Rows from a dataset
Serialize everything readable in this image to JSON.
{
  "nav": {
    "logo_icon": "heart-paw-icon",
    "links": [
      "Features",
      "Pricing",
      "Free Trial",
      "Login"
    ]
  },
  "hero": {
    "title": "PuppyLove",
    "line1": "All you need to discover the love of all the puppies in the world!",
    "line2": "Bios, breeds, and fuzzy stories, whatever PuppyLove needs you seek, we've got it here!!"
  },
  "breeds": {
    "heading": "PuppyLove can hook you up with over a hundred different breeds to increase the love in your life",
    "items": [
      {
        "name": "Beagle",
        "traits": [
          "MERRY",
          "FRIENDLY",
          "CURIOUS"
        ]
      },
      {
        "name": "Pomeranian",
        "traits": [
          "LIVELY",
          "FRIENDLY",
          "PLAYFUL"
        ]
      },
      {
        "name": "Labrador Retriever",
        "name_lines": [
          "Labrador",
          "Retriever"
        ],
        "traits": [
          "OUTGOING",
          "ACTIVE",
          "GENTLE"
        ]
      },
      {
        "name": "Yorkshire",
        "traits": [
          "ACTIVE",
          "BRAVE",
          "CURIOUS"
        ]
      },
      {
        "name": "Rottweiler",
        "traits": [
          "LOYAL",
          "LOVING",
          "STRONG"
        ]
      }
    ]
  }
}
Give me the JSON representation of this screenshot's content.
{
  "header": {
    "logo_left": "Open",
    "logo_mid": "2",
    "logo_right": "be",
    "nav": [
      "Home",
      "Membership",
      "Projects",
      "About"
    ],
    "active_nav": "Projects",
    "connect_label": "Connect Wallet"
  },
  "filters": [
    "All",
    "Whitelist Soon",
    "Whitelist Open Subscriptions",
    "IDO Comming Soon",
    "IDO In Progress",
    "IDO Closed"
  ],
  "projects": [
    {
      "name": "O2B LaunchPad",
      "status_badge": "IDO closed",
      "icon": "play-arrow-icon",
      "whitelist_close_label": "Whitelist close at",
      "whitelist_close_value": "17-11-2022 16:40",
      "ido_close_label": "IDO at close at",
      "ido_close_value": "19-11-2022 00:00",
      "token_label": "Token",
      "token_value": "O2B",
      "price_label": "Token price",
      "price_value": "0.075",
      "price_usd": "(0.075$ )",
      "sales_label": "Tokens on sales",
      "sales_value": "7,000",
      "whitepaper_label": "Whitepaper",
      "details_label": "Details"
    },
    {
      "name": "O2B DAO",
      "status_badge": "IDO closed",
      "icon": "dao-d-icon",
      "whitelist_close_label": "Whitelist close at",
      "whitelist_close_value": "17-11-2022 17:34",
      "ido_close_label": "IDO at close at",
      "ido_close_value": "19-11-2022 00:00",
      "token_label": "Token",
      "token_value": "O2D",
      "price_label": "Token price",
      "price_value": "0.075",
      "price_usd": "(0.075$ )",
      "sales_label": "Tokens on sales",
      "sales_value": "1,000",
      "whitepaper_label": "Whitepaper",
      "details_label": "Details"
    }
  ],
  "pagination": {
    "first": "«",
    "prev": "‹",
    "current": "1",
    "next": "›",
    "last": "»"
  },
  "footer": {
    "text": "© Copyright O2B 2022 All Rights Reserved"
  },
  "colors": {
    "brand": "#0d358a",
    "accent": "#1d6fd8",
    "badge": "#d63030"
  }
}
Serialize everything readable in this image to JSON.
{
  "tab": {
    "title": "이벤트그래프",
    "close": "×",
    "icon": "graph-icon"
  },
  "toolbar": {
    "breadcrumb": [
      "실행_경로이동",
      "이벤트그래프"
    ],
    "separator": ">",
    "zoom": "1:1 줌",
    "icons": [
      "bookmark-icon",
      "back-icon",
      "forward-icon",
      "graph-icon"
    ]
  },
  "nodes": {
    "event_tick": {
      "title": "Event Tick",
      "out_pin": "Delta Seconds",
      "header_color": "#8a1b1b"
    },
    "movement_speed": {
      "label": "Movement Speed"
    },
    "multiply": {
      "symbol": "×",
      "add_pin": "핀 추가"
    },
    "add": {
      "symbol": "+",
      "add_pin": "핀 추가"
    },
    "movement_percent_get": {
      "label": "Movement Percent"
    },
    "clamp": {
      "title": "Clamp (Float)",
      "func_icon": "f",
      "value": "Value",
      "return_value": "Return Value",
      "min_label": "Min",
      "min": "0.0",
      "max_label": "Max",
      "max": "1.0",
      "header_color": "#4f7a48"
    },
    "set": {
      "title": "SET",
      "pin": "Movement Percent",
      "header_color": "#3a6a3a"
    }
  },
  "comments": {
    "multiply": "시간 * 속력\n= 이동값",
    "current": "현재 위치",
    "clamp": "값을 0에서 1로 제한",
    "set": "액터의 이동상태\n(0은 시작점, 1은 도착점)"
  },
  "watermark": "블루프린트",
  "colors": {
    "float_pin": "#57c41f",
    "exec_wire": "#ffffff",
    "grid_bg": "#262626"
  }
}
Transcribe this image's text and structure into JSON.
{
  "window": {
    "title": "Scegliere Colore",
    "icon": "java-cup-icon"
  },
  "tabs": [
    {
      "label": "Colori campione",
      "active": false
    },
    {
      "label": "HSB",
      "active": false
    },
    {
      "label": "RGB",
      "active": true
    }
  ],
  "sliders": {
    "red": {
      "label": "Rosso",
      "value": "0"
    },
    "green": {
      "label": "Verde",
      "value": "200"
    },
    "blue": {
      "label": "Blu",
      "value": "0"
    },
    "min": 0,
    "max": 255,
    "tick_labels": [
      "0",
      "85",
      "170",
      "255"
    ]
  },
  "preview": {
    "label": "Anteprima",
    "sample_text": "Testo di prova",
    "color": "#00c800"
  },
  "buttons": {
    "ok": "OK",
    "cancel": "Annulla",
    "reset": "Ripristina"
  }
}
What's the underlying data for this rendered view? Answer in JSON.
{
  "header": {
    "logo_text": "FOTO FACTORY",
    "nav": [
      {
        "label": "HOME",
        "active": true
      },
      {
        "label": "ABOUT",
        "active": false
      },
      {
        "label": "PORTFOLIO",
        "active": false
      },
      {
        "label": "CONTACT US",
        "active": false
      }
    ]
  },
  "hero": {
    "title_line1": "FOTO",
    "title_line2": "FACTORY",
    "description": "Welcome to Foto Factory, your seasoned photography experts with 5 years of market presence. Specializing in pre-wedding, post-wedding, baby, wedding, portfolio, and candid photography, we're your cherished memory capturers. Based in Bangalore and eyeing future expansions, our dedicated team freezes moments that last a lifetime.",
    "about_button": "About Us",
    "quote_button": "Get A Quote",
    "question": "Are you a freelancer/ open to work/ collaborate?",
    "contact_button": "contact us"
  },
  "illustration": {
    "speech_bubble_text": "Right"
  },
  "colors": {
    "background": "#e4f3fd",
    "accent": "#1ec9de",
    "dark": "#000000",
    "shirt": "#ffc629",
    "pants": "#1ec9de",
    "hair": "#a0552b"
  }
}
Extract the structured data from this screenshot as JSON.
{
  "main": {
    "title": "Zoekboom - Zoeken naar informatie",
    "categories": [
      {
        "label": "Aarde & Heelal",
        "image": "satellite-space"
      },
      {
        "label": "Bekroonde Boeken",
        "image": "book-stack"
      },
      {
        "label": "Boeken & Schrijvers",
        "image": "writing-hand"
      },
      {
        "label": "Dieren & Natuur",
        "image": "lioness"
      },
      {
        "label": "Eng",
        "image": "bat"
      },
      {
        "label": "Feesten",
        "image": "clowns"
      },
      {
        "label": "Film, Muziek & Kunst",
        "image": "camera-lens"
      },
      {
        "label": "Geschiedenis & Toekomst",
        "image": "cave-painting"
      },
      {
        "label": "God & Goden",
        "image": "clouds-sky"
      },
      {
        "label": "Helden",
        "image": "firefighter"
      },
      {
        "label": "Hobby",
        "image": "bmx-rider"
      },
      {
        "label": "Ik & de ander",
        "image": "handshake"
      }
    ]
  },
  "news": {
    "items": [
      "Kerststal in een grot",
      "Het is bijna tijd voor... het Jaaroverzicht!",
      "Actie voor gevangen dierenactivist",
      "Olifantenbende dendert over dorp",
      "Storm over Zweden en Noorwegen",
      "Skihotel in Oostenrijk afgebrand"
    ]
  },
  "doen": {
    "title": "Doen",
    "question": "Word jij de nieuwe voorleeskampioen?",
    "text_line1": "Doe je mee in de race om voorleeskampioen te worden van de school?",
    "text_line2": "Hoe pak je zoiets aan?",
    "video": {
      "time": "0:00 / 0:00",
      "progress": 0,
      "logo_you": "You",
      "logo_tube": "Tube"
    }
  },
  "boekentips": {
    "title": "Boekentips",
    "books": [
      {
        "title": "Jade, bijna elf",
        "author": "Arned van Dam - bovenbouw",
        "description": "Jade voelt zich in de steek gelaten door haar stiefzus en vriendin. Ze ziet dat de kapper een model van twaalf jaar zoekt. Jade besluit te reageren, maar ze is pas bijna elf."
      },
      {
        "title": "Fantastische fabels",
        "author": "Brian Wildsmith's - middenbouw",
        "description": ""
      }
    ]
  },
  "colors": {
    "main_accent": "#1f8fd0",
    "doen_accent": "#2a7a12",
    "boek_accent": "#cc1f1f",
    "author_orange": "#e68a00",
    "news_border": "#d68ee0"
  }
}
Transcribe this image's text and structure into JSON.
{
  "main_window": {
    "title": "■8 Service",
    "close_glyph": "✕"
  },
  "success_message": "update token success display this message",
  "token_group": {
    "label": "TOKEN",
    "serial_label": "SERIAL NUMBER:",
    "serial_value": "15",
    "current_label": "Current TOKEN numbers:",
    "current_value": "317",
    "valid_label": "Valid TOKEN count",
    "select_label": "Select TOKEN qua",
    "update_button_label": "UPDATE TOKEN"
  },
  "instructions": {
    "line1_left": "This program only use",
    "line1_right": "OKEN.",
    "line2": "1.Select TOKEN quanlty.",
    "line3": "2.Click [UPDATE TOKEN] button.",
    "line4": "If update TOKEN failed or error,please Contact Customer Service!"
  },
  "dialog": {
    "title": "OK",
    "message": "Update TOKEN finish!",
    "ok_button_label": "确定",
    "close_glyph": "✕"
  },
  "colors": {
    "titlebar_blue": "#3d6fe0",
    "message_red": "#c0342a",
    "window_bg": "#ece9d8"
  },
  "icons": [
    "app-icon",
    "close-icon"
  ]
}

# What the task asks
Gather each line holding the string "screenshot".

# Answer to the task
Give me the JSON representation of this screenshot's content.
Extract the structured data from this screenshot as JSON.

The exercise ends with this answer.